-- TEXT SECTION --
*****
# Ludwigia repens x arcuata, can it stay alive floating?



## aggriffin3 (Aug 15, 2009)

Or does it need substrate to get ahold of? My GT refuses to let it stay planted. Its like an ever ending game. One moment I plant it, the next morning, its floating. I don't mind floating plants, but Najas Guppy Grass seems to break up, and get sucked onto the filter inlets. Is there a decent floating type that wont break up like the Najas guppy grass, and is fairly hardy and easy to maintain.

Art


----------



## Woodworm (Jan 3, 2009)

Not sure how long they will live floating but I do know that reproduction is by the pieces breaking off and floating till they find a spot to root


----------



## PfunMo (Jul 30, 2009)

I'm not sure of the exact type of ludwegia I have as what I have is just collected from the local water but that is a question that has come to me also. I find it breaks pretty easy and it is often floating around. My fish tend to strip all the leaves off anyway so I often just remove that part if it is not too big and replace it with a plant from my growout tank. I have seen that they do get a super amount of roots up and down the stems as if they are sucking from the water when they do stay rooted. It gives me hope that they would survive for quite a long time. But they are not pretty floating around, are they?


----------



## Woodworm (Jan 3, 2009)

those roots are how they suck nutrients from the water


----------



## PfunMo (Jul 30, 2009)

I was assuming they would suck through those roots along the stem but I don't see them when I collect the plants from the creeks so it seemed to be something about them being more confined. I have a mixed feeling for them as a tank plant. They make a large upright plant for hiding equipment but they also break pretty easy. Do you happen to have a full scientific name for what we find locally like in the Comal?

They have lots of roots along the stem









But they also get beaten up pretty well!


----------



## Woodworm (Jan 3, 2009)

I don't know the scientific name without looking it up but it's common name is the red ludwigia. I used to go snorking in the Comal all the time and I see those filament roots on the stems all the time. I have collected it and had the same problem with it floating in the tank and gave up on it after the fish kept eating it. I have a idea about how it might be kept down but never have tried it.


----------



## PfunMo (Jul 30, 2009)

Possibly I just never looked at the right places. I find it growing in very shallow water here so it may just not have the roots developed yet when I've looked. I plant it in cups and let it start in a tank with small fish but when I move it to the large tank, the larger fish break it off as much as pulling it out of the cups.


----------
*****
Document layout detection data
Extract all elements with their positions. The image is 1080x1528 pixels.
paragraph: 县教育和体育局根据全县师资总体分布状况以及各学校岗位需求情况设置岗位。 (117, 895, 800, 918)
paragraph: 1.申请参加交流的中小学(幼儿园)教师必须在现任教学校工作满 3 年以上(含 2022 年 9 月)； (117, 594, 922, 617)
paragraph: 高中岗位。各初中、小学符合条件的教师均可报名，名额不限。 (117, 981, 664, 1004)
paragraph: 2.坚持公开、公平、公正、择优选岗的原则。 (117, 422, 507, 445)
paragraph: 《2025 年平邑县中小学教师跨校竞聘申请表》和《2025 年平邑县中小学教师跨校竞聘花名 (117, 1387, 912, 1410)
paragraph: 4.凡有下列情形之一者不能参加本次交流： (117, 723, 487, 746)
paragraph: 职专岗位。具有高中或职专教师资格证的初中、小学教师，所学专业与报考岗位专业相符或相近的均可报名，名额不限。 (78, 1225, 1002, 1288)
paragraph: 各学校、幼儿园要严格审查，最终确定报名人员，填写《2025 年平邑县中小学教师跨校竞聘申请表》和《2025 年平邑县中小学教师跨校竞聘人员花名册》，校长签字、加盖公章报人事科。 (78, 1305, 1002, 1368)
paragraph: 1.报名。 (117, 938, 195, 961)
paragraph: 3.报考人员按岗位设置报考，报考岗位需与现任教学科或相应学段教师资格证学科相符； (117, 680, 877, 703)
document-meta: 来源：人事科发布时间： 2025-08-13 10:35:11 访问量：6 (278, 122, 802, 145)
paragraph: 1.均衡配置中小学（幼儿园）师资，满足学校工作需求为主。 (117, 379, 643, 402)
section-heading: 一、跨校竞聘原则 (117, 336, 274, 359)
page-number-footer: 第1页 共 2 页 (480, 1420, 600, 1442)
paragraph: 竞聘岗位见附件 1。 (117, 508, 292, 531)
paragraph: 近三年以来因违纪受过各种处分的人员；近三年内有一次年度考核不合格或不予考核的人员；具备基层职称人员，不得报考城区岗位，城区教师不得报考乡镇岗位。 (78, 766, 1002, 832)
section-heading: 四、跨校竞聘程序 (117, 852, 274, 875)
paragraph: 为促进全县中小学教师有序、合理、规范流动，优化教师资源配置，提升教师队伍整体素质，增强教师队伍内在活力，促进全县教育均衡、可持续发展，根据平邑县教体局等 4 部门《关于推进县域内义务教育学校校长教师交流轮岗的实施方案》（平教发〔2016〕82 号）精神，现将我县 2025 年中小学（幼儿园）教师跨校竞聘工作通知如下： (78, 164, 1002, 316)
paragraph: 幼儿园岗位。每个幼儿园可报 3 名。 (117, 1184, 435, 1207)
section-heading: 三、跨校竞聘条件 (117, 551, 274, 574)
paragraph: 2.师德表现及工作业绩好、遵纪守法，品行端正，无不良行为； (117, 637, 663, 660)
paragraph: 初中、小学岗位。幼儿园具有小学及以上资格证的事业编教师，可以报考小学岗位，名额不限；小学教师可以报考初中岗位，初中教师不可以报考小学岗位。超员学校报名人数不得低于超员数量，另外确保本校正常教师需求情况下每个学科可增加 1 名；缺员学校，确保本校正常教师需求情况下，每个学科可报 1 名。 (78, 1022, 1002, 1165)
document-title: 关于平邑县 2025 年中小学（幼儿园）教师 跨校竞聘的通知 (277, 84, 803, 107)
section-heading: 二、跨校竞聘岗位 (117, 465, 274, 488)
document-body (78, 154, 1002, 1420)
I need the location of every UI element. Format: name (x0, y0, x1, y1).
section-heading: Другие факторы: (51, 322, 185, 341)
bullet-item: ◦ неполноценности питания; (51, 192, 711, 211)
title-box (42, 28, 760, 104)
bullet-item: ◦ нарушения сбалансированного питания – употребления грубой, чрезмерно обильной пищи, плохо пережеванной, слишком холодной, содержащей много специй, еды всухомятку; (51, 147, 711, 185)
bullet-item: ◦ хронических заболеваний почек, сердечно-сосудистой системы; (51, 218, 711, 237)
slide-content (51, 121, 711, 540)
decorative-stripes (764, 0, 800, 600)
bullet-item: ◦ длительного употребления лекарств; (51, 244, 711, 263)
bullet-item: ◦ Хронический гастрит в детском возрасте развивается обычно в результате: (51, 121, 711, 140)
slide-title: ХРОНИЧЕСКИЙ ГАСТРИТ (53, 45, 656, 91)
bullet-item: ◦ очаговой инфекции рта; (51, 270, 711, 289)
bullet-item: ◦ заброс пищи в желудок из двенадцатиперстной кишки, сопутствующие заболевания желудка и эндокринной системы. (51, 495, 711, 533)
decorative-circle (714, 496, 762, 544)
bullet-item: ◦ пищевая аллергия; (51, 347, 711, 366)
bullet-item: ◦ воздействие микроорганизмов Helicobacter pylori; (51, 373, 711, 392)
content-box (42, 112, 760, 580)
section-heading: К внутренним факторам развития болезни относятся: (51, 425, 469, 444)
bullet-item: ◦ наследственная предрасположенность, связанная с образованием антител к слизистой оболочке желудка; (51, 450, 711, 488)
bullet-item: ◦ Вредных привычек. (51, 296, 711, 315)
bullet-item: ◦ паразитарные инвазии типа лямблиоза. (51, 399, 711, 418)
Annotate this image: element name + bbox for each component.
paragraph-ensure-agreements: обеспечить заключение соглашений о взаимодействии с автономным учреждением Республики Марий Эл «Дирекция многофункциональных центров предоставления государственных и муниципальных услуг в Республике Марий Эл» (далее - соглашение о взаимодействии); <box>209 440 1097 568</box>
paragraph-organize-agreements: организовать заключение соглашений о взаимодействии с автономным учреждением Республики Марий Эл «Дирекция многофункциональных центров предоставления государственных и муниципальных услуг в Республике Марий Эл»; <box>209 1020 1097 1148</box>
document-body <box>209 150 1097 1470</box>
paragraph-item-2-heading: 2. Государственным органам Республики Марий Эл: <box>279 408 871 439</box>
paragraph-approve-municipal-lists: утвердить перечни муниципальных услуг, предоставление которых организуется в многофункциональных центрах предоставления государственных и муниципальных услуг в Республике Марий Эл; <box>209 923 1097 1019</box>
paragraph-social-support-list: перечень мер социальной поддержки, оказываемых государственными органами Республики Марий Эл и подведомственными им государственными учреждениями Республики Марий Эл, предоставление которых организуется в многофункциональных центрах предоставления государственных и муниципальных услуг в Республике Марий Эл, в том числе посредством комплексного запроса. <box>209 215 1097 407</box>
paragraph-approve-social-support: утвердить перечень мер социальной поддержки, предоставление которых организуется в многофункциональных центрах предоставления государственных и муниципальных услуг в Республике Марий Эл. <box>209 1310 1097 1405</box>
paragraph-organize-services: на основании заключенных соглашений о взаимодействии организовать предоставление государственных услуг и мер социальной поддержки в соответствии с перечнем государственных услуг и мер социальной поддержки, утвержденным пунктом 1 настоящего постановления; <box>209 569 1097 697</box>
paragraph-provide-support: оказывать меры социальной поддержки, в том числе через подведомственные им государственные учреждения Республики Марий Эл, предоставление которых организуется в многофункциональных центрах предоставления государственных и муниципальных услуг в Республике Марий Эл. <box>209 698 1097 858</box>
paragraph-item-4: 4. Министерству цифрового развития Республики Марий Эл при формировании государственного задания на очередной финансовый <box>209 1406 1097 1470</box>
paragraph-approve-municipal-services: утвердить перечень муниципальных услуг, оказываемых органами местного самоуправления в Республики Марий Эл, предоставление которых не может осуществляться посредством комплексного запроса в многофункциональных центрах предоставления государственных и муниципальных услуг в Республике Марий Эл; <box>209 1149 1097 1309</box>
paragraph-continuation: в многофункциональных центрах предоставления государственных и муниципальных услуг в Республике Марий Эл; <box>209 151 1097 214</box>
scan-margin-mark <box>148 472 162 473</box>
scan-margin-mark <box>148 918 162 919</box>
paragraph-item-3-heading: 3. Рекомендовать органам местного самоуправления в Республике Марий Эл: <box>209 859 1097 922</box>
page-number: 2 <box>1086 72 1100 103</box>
*****
-- EXPLORE THE MATERIAL --
1 – Reproduce the passage of the Ludwigia forum thread from "Possibly I just" to "of the cups.", word for word.
2 – In the Ludwigia forum thread, what common name does Woodworm give for the plant found locally in the Comal?

-- REPLIES --
1 –
Possibly I just never looked at the right places. I find it growing in very shallow water here so it may just not have the roots developed yet when I've looked. I plant it in cups and let it start in a tank with small fish but when I move it to the large tank, the larger fish break it off as much as pulling it out of the cups.

2 – Red ludwigia